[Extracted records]

========

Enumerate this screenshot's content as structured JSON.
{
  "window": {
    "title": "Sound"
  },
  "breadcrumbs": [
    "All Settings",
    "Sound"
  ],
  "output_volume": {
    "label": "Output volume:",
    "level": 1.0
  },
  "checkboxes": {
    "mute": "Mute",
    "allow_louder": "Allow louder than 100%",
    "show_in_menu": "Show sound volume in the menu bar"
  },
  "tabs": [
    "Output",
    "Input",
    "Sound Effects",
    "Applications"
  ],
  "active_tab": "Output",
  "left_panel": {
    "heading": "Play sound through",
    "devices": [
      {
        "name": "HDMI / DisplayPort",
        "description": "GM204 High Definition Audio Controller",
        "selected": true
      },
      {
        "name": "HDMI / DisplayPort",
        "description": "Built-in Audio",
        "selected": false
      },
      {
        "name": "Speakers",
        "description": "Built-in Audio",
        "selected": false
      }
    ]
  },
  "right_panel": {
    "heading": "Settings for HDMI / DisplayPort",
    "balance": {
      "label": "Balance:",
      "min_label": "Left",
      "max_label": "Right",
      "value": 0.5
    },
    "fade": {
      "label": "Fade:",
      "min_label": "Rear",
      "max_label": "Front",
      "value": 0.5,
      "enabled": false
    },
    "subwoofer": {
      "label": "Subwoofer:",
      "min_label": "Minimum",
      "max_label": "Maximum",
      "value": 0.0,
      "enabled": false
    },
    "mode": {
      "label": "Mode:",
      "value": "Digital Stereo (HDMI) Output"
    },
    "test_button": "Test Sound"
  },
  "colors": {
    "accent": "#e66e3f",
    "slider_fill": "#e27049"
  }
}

========

EXERCISE TASK: All of the material above needs to be copied exactly.

FINAL RESULT:
Enumerate this screenshot's content as structured JSON.
{
  "window": {
    "title": "Sound"
  },
  "breadcrumbs": [
    "All Settings",
    "Sound"
  ],
  "output_volume": {
    "label": "Output volume:",
    "level": 1.0
  },
  "checkboxes": {
    "mute": "Mute",
    "allow_louder": "Allow louder than 100%",
    "show_in_menu": "Show sound volume in the menu bar"
  },
  "tabs": [
    "Output",
    "Input",
    "Sound Effects",
    "Applications"
  ],
  "active_tab": "Output",
  "left_panel": {
    "heading": "Play sound through",
    "devices": [
      {
        "name": "HDMI / DisplayPort",
        "description": "GM204 High Definition Audio Controller",
        "selected": true
      },
      {
        "name": "HDMI / DisplayPort",
        "description": "Built-in Audio",
        "selected": false
      },
      {
        "name": "Speakers",
        "description": "Built-in Audio",
        "selected": false
      }
    ]
  },
  "right_panel": {
    "heading": "Settings for HDMI / DisplayPort",
    "balance": {
      "label": "Balance:",
      "min_label": "Left",
      "max_label": "Right",
      "value": 0.5
    },
    "fade": {
      "label": "Fade:",
      "min_label": "Rear",
      "max_label": "Front",
      "value": 0.5,
      "enabled": false
    },
    "subwoofer": {
      "label": "Subwoofer:",
      "min_label": "Minimum",
      "max_label": "Maximum",
      "value": 0.0,
      "enabled": false
    },
    "mode": {
      "label": "Mode:",
      "value": "Digital Stereo (HDMI) Output"
    },
    "test_button": "Test Sound"
  },
  "colors": {
    "accent": "#e66e3f",
    "slider_fill": "#e27049"
  }
}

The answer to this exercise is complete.